Saved entries:
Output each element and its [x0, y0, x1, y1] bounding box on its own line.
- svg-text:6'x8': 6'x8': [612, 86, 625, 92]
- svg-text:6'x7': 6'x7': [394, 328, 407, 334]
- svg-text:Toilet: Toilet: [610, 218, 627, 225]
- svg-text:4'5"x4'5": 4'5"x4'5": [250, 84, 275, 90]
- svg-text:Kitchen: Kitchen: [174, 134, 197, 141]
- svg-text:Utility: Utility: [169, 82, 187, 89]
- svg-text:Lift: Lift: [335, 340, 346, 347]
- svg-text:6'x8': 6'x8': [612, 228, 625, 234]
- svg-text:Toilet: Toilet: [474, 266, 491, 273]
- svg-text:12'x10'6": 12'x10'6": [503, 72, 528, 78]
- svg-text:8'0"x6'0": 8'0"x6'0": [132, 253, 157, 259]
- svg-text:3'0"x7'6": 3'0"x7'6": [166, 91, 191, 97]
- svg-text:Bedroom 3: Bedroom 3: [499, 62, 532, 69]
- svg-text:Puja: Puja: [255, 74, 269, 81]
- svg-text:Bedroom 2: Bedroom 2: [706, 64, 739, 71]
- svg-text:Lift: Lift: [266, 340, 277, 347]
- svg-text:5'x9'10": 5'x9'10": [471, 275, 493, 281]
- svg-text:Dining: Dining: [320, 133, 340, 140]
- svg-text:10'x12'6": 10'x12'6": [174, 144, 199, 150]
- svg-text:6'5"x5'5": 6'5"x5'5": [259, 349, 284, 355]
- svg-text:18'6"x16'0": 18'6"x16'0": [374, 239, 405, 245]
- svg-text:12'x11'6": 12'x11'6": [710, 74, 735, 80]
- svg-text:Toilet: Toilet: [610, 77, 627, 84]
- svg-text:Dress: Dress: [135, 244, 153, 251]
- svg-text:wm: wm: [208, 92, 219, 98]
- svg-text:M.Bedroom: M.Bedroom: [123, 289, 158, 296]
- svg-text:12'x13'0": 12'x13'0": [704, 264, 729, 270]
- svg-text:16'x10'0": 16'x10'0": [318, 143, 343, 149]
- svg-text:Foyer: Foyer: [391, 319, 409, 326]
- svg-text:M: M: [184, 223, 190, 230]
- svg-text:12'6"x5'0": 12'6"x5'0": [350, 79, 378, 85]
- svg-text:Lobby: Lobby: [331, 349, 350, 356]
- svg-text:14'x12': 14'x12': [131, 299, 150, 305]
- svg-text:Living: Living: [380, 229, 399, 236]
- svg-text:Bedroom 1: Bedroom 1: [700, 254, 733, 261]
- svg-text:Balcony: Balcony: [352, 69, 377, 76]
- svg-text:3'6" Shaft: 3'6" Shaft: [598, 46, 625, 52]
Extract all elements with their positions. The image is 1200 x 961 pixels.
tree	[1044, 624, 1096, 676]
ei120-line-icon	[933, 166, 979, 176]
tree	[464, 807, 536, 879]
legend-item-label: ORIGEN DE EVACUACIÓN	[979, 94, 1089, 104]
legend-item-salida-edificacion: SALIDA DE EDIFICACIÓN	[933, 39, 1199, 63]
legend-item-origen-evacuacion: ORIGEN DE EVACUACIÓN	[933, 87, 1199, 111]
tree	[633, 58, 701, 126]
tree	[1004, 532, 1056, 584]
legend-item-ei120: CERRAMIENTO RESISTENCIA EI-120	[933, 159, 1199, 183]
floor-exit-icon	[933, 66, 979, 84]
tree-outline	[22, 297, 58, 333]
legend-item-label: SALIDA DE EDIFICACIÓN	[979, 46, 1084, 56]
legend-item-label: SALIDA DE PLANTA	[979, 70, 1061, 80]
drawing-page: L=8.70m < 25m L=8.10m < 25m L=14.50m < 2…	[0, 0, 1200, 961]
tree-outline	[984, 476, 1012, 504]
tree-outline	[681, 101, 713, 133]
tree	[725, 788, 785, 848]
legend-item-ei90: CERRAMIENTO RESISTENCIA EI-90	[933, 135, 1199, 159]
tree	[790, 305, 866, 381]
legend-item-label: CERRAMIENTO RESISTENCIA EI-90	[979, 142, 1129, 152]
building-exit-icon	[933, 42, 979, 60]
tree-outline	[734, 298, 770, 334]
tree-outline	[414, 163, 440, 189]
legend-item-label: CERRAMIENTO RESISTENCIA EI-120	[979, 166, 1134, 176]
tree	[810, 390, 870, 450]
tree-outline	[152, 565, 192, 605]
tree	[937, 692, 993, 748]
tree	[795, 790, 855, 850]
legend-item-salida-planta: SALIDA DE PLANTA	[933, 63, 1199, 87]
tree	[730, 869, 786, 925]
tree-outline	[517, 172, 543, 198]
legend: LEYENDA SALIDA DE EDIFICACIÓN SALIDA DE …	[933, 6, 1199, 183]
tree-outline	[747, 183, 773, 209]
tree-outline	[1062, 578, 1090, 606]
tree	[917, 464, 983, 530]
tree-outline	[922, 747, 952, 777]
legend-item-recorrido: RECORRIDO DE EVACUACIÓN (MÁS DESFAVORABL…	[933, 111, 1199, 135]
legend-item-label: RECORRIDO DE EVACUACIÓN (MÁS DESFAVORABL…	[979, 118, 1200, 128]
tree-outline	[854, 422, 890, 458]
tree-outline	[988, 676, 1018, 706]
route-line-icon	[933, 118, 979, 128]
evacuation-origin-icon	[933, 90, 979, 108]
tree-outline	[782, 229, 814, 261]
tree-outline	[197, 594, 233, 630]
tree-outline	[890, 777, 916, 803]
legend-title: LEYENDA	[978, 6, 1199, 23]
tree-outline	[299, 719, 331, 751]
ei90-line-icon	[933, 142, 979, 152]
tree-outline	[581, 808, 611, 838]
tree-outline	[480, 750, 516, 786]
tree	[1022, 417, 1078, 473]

* Do this *
Reproduce all of the records above word for word, keeping every line unchanged.

* Final result *
Output each element and its [x0, y0, x1, y1] bounding box on its own line.
- svg-text:6'x8': 6'x8': [612, 86, 625, 92]
- svg-text:6'x7': 6'x7': [394, 328, 407, 334]
- svg-text:Toilet: Toilet: [610, 218, 627, 225]
- svg-text:4'5"x4'5": 4'5"x4'5": [250, 84, 275, 90]
- svg-text:Kitchen: Kitchen: [174, 134, 197, 141]
- svg-text:Utility: Utility: [169, 82, 187, 89]
- svg-text:Lift: Lift: [335, 340, 346, 347]
- svg-text:6'x8': 6'x8': [612, 228, 625, 234]
- svg-text:Toilet: Toilet: [474, 266, 491, 273]
- svg-text:12'x10'6": 12'x10'6": [503, 72, 528, 78]
- svg-text:8'0"x6'0": 8'0"x6'0": [132, 253, 157, 259]
- svg-text:3'0"x7'6": 3'0"x7'6": [166, 91, 191, 97]
- svg-text:Bedroom 3: Bedroom 3: [499, 62, 532, 69]
- svg-text:Puja: Puja: [255, 74, 269, 81]
- svg-text:Bedroom 2: Bedroom 2: [706, 64, 739, 71]
- svg-text:Lift: Lift: [266, 340, 277, 347]
- svg-text:5'x9'10": 5'x9'10": [471, 275, 493, 281]
- svg-text:Dining: Dining: [320, 133, 340, 140]
- svg-text:10'x12'6": 10'x12'6": [174, 144, 199, 150]
- svg-text:6'5"x5'5": 6'5"x5'5": [259, 349, 284, 355]
- svg-text:18'6"x16'0": 18'6"x16'0": [374, 239, 405, 245]
- svg-text:12'x11'6": 12'x11'6": [710, 74, 735, 80]
- svg-text:Toilet: Toilet: [610, 77, 627, 84]
- svg-text:Dress: Dress: [135, 244, 153, 251]
- svg-text:wm: wm: [208, 92, 219, 98]
- svg-text:M.Bedroom: M.Bedroom: [123, 289, 158, 296]
- svg-text:12'x13'0": 12'x13'0": [704, 264, 729, 270]
- svg-text:16'x10'0": 16'x10'0": [318, 143, 343, 149]
- svg-text:Foyer: Foyer: [391, 319, 409, 326]
- svg-text:M: M: [184, 223, 190, 230]
- svg-text:12'6"x5'0": 12'6"x5'0": [350, 79, 378, 85]
- svg-text:Lobby: Lobby: [331, 349, 350, 356]
- svg-text:14'x12': 14'x12': [131, 299, 150, 305]
- svg-text:Living: Living: [380, 229, 399, 236]
- svg-text:Bedroom 1: Bedroom 1: [700, 254, 733, 261]
- svg-text:Balcony: Balcony: [352, 69, 377, 76]
- svg-text:3'6" Shaft: 3'6" Shaft: [598, 46, 625, 52]
Extract all elements with their positions. The image is 1200 x 961 pixels.
tree	[1044, 624, 1096, 676]
ei120-line-icon	[933, 166, 979, 176]
tree	[464, 807, 536, 879]
legend-item-label: ORIGEN DE EVACUACIÓN	[979, 94, 1089, 104]
legend-item-salida-edificacion: SALIDA DE EDIFICACIÓN	[933, 39, 1199, 63]
legend-item-origen-evacuacion: ORIGEN DE EVACUACIÓN	[933, 87, 1199, 111]
tree	[633, 58, 701, 126]
tree	[1004, 532, 1056, 584]
legend-item-ei120: CERRAMIENTO RESISTENCIA EI-120	[933, 159, 1199, 183]
floor-exit-icon	[933, 66, 979, 84]
tree-outline	[22, 297, 58, 333]
legend-item-label: SALIDA DE EDIFICACIÓN	[979, 46, 1084, 56]
legend-item-label: SALIDA DE PLANTA	[979, 70, 1061, 80]
drawing-page: L=8.70m < 25m L=8.10m < 25m L=14.50m < 2…	[0, 0, 1200, 961]
tree-outline	[984, 476, 1012, 504]
tree-outline	[681, 101, 713, 133]
tree	[725, 788, 785, 848]
legend-item-ei90: CERRAMIENTO RESISTENCIA EI-90	[933, 135, 1199, 159]
tree	[790, 305, 866, 381]
legend-item-label: CERRAMIENTO RESISTENCIA EI-90	[979, 142, 1129, 152]
building-exit-icon	[933, 42, 979, 60]
tree-outline	[734, 298, 770, 334]
tree-outline	[414, 163, 440, 189]
legend-item-label: CERRAMIENTO RESISTENCIA EI-120	[979, 166, 1134, 176]
tree	[810, 390, 870, 450]
tree-outline	[152, 565, 192, 605]
tree	[937, 692, 993, 748]
tree	[795, 790, 855, 850]
legend-item-salida-planta: SALIDA DE PLANTA	[933, 63, 1199, 87]
tree	[730, 869, 786, 925]
tree-outline	[517, 172, 543, 198]
legend: LEYENDA SALIDA DE EDIFICACIÓN SALIDA DE …	[933, 6, 1199, 183]
tree-outline	[747, 183, 773, 209]
tree-outline	[1062, 578, 1090, 606]
tree	[917, 464, 983, 530]
tree-outline	[922, 747, 952, 777]
legend-item-recorrido: RECORRIDO DE EVACUACIÓN (MÁS DESFAVORABL…	[933, 111, 1199, 135]
legend-item-label: RECORRIDO DE EVACUACIÓN (MÁS DESFAVORABL…	[979, 118, 1200, 128]
tree-outline	[854, 422, 890, 458]
tree-outline	[988, 676, 1018, 706]
route-line-icon	[933, 118, 979, 128]
evacuation-origin-icon	[933, 90, 979, 108]
tree-outline	[782, 229, 814, 261]
tree-outline	[197, 594, 233, 630]
tree-outline	[890, 777, 916, 803]
legend-title: LEYENDA	[978, 6, 1199, 23]
tree-outline	[299, 719, 331, 751]
ei90-line-icon	[933, 142, 979, 152]
tree-outline	[581, 808, 611, 838]
tree-outline	[480, 750, 516, 786]
tree	[1022, 417, 1078, 473]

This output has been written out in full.